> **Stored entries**
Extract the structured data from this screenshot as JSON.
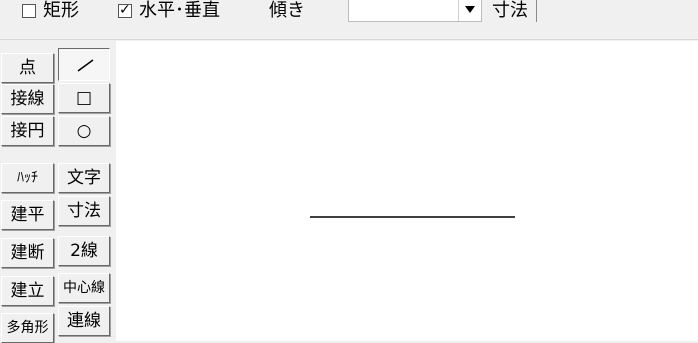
{
  "toolbar": {
    "rect_label": "矩形",
    "rect_checked": false,
    "hv_label": "水平･垂直",
    "hv_checked": true,
    "tilt_label": "傾き",
    "tilt_value": "",
    "dim_label": "寸法",
    "dim_value": ""
  },
  "left_tools": [
    "点",
    "接線",
    "接円",
    "ﾊｯﾁ",
    "建平",
    "建断",
    "建立",
    "多角形"
  ],
  "right_tools": [
    "",
    "□",
    "○",
    "文字",
    "寸法",
    "2線",
    "中心線",
    "連線"
  ],
  "right_selected_index": 0,
  "colors": {
    "panel": "#f0f0f0",
    "canvas": "#ffffff",
    "line": "#000000"
  }
}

> **Set problem**
Could you reproduce every record above exactly, leaving out the pictures?

> **Task solution**
Extract the structured data from this screenshot as JSON.
{
  "toolbar": {
    "rect_label": "矩形",
    "rect_checked": false,
    "hv_label": "水平･垂直",
    "hv_checked": true,
    "tilt_label": "傾き",
    "tilt_value": "",
    "dim_label": "寸法",
    "dim_value": ""
  },
  "left_tools": [
    "点",
    "接線",
    "接円",
    "ﾊｯﾁ",
    "建平",
    "建断",
    "建立",
    "多角形"
  ],
  "right_tools": [
    "",
    "□",
    "○",
    "文字",
    "寸法",
    "2線",
    "中心線",
    "連線"
  ],
  "right_selected_index": 0,
  "colors": {
    "panel": "#f0f0f0",
    "canvas": "#ffffff",
    "line": "#000000"
  }
}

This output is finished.